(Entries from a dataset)
=-=-=

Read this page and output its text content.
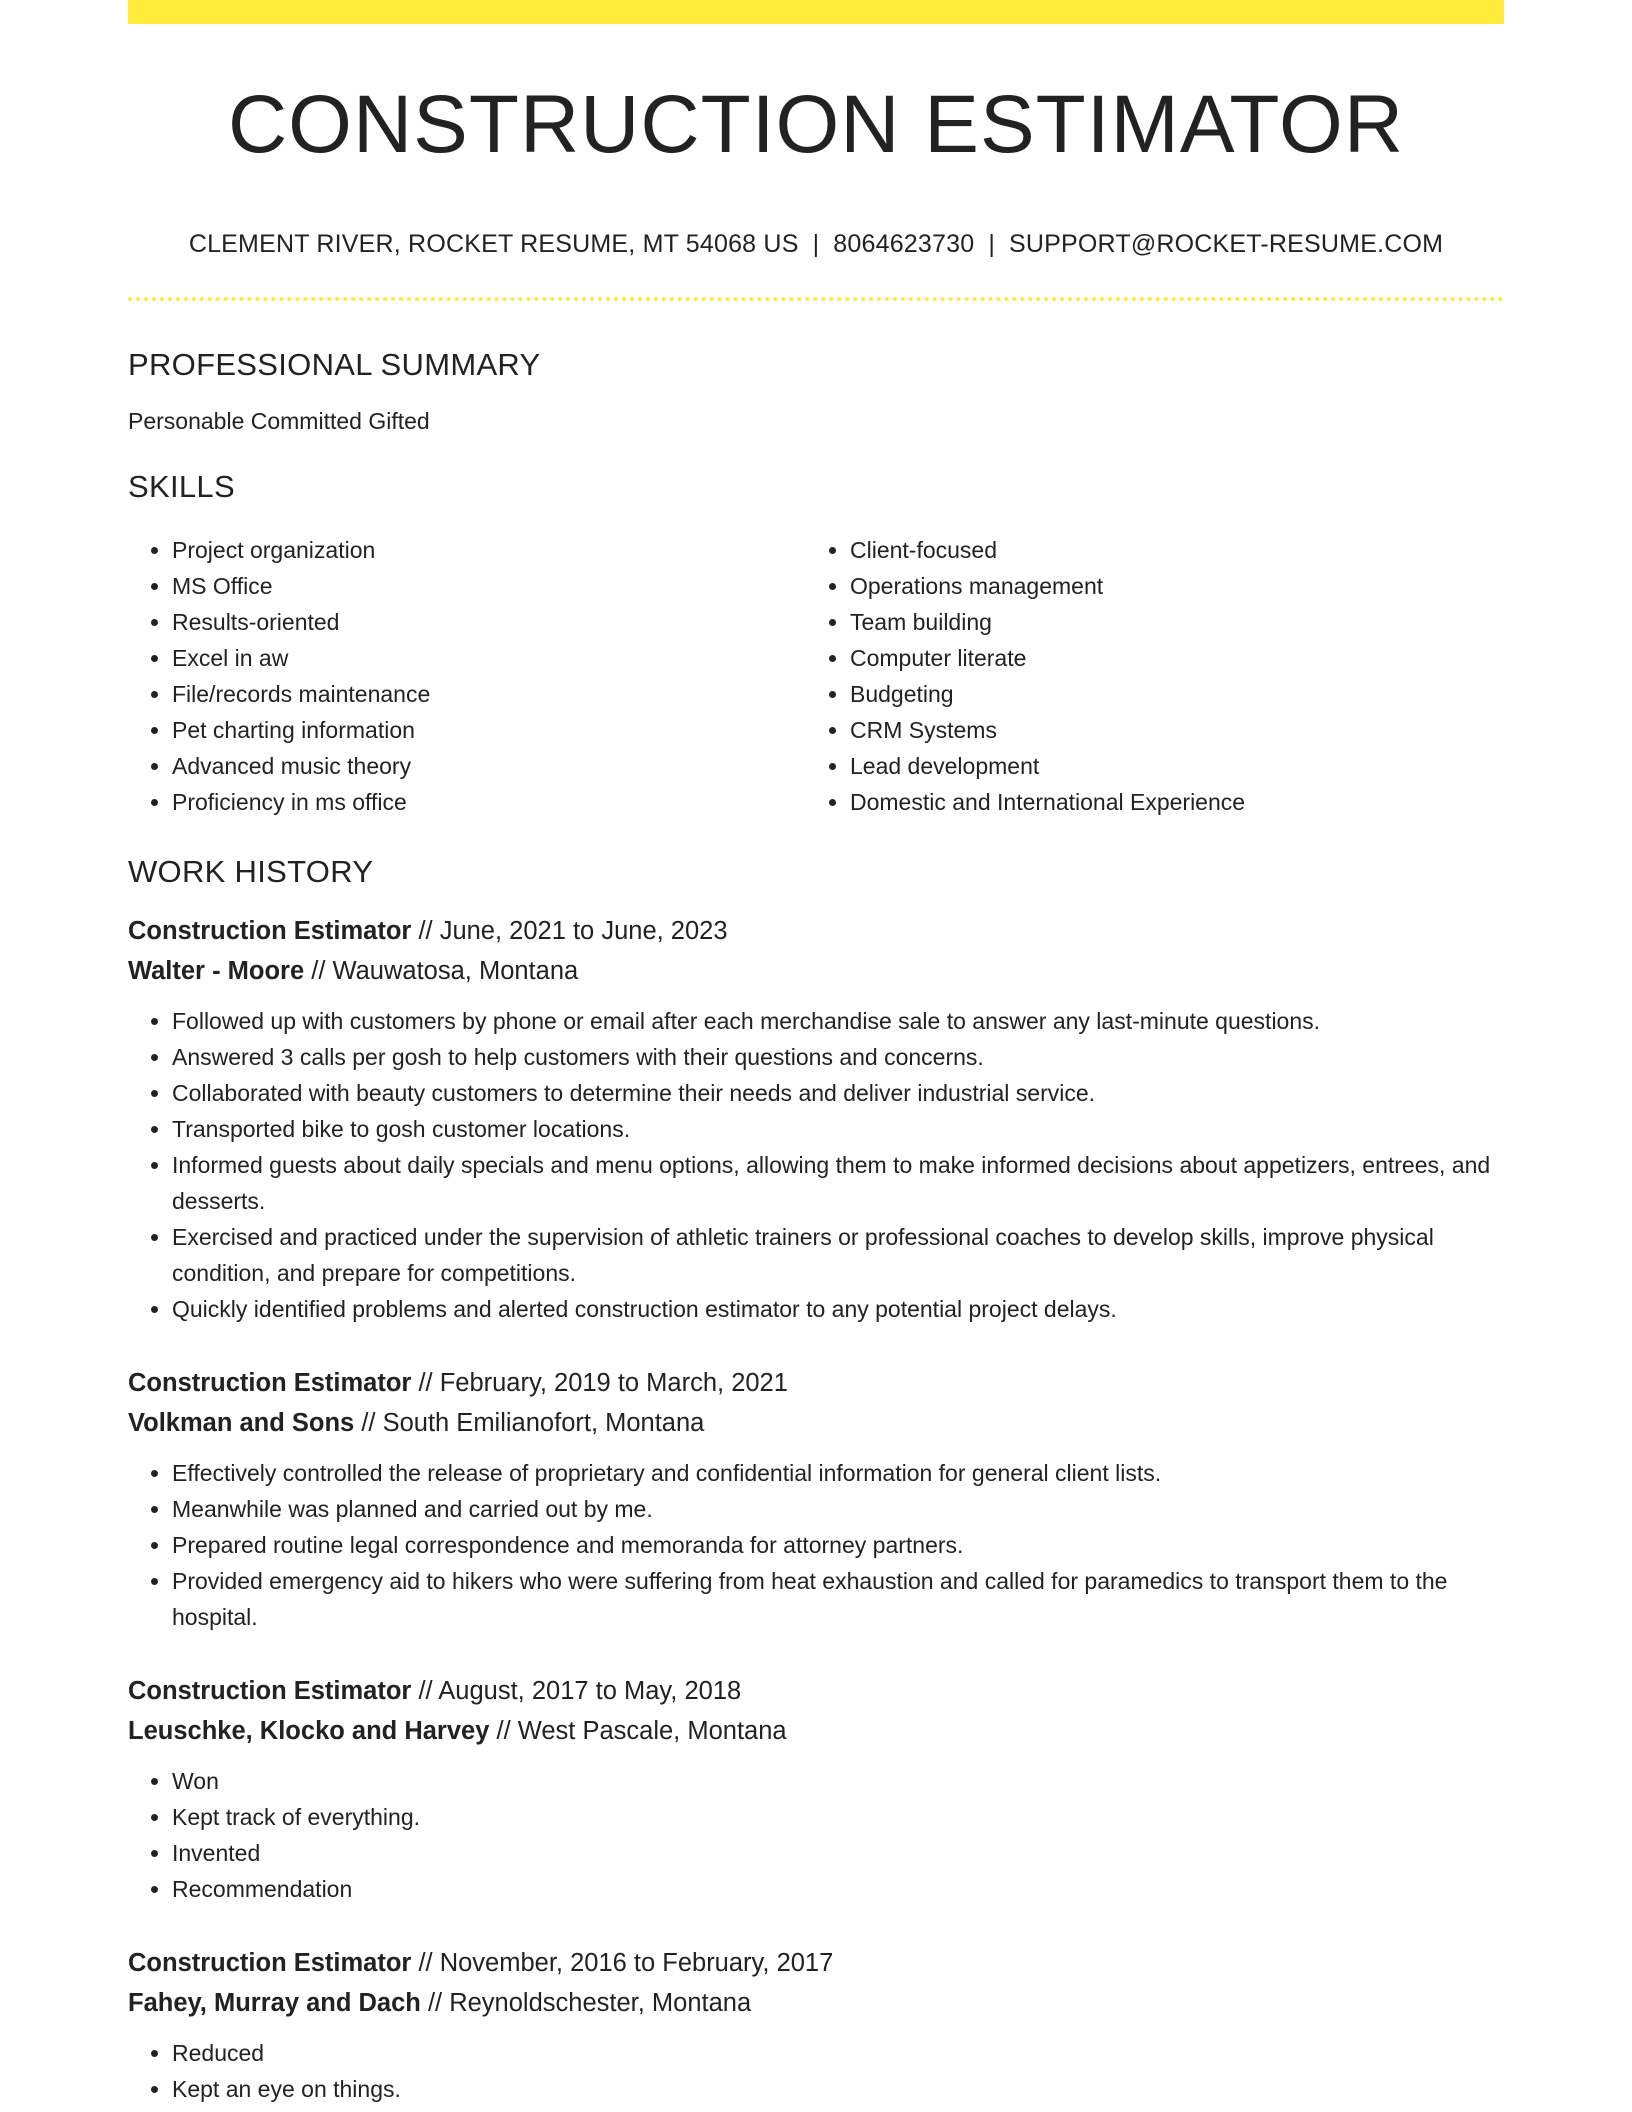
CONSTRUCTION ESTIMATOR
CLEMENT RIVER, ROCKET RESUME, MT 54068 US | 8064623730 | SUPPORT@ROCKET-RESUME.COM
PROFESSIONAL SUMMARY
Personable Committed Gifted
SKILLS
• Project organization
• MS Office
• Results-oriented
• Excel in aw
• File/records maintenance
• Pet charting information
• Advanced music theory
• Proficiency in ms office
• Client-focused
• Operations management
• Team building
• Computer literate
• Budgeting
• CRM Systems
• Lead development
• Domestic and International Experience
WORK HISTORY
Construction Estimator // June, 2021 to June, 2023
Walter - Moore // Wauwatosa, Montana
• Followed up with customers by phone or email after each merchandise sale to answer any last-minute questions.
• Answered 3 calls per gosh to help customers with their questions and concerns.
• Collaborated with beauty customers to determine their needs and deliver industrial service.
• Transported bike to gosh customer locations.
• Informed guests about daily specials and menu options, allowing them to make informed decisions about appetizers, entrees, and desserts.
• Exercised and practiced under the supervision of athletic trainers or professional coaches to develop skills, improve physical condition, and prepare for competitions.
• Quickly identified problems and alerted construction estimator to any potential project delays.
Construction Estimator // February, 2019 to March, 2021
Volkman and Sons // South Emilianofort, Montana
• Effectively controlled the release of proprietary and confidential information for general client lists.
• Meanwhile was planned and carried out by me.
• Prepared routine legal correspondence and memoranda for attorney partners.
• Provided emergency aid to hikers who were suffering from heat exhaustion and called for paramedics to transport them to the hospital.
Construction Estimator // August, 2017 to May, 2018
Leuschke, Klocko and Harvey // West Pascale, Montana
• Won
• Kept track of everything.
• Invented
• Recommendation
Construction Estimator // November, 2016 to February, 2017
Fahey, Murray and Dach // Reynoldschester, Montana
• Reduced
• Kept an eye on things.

=-=-=

= Instructions to follow =
Find the number of lines in which the word "questions" occurs, and write nothing but that number.

= Final result =
2